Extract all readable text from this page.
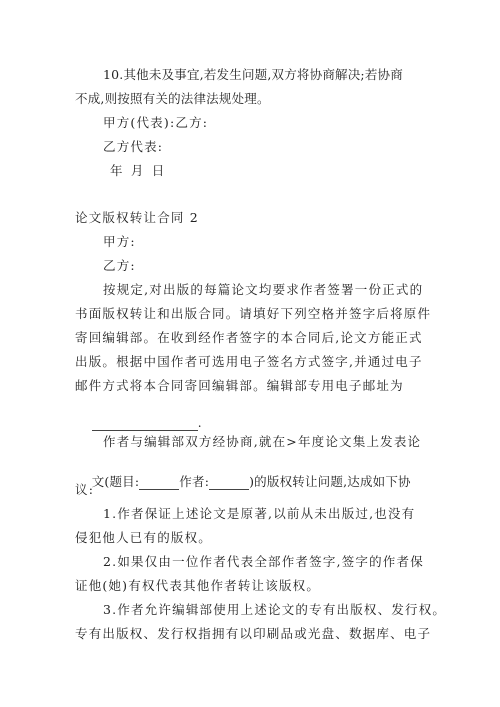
10.其他未及事宜,若发生问题,双方将协商解决;若协商
不成,则按照有关的法律法规处理。
甲方(代表):乙方:
乙方代表:
年 月 日
论文版权转让合同 2
甲方:
乙方:
按规定,对出版的每篇论文均要求作者签署一份正式的
书面版权转让和出版合同。请填好下列空格并签字后将原件
寄回编辑部。在收到经作者签字的本合同后,论文方能正式
出版。根据中国作者可选用电子签名方式签字,并通过电子
邮件方式将本合同寄回编辑部。编辑部专用电子邮址为

.

作者与编辑部双方经协商,就在>年度论文集上发表论

文(题目:	作者:	)的版权转让问题,达成如下协

议:
1.作者保证上述论文是原著,以前从未出版过,也没有
侵犯他人已有的版权。
2.如果仅由一位作者代表全部作者签字,签字的作者保
证他(她)有权代表其他作者转让该版权。
3.作者允许编辑部使用上述论文的专有出版权、发行权。
专有出版权、发行权指拥有以印刷品或光盘、数据库、电子
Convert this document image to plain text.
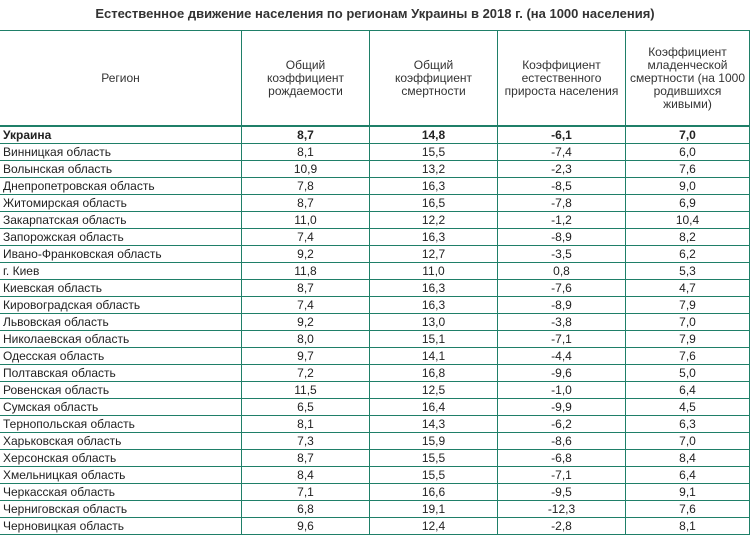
Естественное движение населения по регионам Украины в 2018 г. (на 1000 населения)
Регион	Общий коэффициент рождаемости	Общий коэффициент смертности	Коэффициент естественного прироста населения	Коэффициент младенческой смертности (на 1000 родившихся живыми)
Украина	8,7	14,8	-6,1	7,0
Винницкая область	8,1	15,5	-7,4	6,0
Волынская область	10,9	13,2	-2,3	7,6
Днепропетровская область	7,8	16,3	-8,5	9,0
Житомирская область	8,7	16,5	-7,8	6,9
Закарпатская область	11,0	12,2	-1,2	10,4
Запорожская область	7,4	16,3	-8,9	8,2
Ивано-Франковская область	9,2	12,7	-3,5	6,2
г. Киев	11,8	11,0	0,8	5,3
Киевская область	8,7	16,3	-7,6	4,7
Кировоградская область	7,4	16,3	-8,9	7,9
Львовская область	9,2	13,0	-3,8	7,0
Николаевская область	8,0	15,1	-7,1	7,9
Одесская область	9,7	14,1	-4,4	7,6
Полтавская область	7,2	16,8	-9,6	5,0
Ровенская область	11,5	12,5	-1,0	6,4
Сумская область	6,5	16,4	-9,9	4,5
Тернопольская область	8,1	14,3	-6,2	6,3
Харьковская область	7,3	15,9	-8,6	7,0
Херсонская область	8,7	15,5	-6,8	8,4
Хмельницкая область	8,4	15,5	-7,1	6,4
Черкасская область	7,1	16,6	-9,5	9,1
Черниговская область	6,8	19,1	-12,3	7,6
Черновицкая область	9,6	12,4	-2,8	8,1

☆ ☆ ☆ ☆ ☆ ☆ ☆

* _Stated problem_
Pictures stay out; repeat all the rest of the records exactly.

* _Exercise output_
Extract all readable text from this page.
10.其他未及事宜,若发生问题,双方将协商解决;若协商
不成,则按照有关的法律法规处理。
甲方(代表):乙方:
乙方代表:
年 月 日
论文版权转让合同 2
甲方:
乙方:
按规定,对出版的每篇论文均要求作者签署一份正式的
书面版权转让和出版合同。请填好下列空格并签字后将原件
寄回编辑部。在收到经作者签字的本合同后,论文方能正式
出版。根据中国作者可选用电子签名方式签字,并通过电子
邮件方式将本合同寄回编辑部。编辑部专用电子邮址为

.

作者与编辑部双方经协商,就在>年度论文集上发表论

文(题目:	作者:	)的版权转让问题,达成如下协

议:
1.作者保证上述论文是原著,以前从未出版过,也没有
侵犯他人已有的版权。
2.如果仅由一位作者代表全部作者签字,签字的作者保
证他(她)有权代表其他作者转让该版权。
3.作者允许编辑部使用上述论文的专有出版权、发行权。
专有出版权、发行权指拥有以印刷品或光盘、数据库、电子
Convert this document image to plain text.
Естественное движение населения по регионам Украины в 2018 г. (на 1000 населения)
Регион	Общий коэффициент рождаемости	Общий коэффициент смертности	Коэффициент естественного прироста населения	Коэффициент младенческой смертности (на 1000 родившихся живыми)
Украина	8,7	14,8	-6,1	7,0
Винницкая область	8,1	15,5	-7,4	6,0
Волынская область	10,9	13,2	-2,3	7,6
Днепропетровская область	7,8	16,3	-8,5	9,0
Житомирская область	8,7	16,5	-7,8	6,9
Закарпатская область	11,0	12,2	-1,2	10,4
Запорожская область	7,4	16,3	-8,9	8,2
Ивано-Франковская область	9,2	12,7	-3,5	6,2
г. Киев	11,8	11,0	0,8	5,3
Киевская область	8,7	16,3	-7,6	4,7
Кировоградская область	7,4	16,3	-8,9	7,9
Львовская область	9,2	13,0	-3,8	7,0
Николаевская область	8,0	15,1	-7,1	7,9
Одесская область	9,7	14,1	-4,4	7,6
Полтавская область	7,2	16,8	-9,6	5,0
Ровенская область	11,5	12,5	-1,0	6,4
Сумская область	6,5	16,4	-9,9	4,5
Тернопольская область	8,1	14,3	-6,2	6,3
Харьковская область	7,3	15,9	-8,6	7,0
Херсонская область	8,7	15,5	-6,8	8,4
Хмельницкая область	8,4	15,5	-7,1	6,4
Черкасская область	7,1	16,6	-9,5	9,1
Черниговская область	6,8	19,1	-12,3	7,6
Черновицкая область	9,6	12,4	-2,8	8,1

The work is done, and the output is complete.